_PROBLEM STATEMENT_
Search the records for "name" and copy each line that holds it.

_DATA FOR THIS EXERCISE_
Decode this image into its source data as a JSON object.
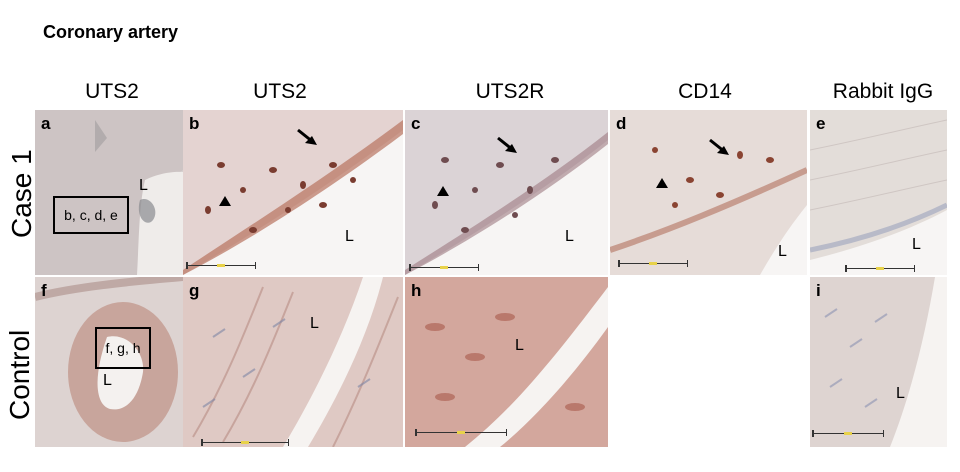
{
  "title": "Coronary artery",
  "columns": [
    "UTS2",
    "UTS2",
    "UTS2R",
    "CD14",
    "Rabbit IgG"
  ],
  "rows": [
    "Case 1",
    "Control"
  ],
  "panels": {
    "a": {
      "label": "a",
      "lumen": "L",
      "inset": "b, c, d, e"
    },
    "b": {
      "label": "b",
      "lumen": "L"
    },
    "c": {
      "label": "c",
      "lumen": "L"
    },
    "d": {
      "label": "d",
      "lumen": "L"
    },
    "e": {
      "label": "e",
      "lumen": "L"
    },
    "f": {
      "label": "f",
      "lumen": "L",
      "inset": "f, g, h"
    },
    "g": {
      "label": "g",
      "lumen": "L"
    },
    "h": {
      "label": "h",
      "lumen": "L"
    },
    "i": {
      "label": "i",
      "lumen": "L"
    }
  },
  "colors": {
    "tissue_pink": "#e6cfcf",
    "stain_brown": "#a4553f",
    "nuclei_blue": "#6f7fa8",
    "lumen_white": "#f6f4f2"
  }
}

---

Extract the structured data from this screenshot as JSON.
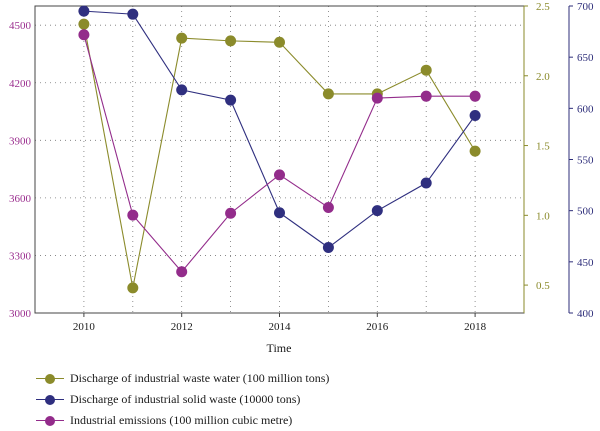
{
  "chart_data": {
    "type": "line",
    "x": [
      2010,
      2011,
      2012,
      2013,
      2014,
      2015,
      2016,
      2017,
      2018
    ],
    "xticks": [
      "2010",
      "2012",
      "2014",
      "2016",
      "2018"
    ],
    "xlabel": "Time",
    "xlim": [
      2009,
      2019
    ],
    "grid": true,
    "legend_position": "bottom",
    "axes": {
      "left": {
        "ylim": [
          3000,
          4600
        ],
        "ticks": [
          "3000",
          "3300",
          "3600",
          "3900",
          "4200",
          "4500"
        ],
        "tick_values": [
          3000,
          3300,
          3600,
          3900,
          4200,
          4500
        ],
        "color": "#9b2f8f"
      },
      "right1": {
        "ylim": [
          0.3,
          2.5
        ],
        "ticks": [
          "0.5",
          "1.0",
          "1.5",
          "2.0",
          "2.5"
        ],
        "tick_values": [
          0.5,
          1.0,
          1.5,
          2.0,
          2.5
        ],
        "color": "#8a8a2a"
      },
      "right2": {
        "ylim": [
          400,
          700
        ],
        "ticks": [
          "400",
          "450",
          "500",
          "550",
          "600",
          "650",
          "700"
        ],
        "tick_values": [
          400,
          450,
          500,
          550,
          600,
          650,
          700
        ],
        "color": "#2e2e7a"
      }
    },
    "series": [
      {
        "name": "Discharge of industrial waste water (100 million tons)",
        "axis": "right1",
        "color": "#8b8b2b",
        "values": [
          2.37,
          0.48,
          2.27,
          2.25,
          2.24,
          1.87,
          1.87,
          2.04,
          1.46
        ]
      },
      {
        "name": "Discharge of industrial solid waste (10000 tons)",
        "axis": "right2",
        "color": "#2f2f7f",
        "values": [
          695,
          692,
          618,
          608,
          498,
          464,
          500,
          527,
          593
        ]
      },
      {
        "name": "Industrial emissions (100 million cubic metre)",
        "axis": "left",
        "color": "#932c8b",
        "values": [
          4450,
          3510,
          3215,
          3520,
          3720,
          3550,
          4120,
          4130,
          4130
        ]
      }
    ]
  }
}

_RESPONSE TO THE TASK_
        "name": "Discharge of industrial waste water (100 million tons)",
        "name": "Discharge of industrial solid waste (10000 tons)",
        "name": "Industrial emissions (100 million cubic metre)",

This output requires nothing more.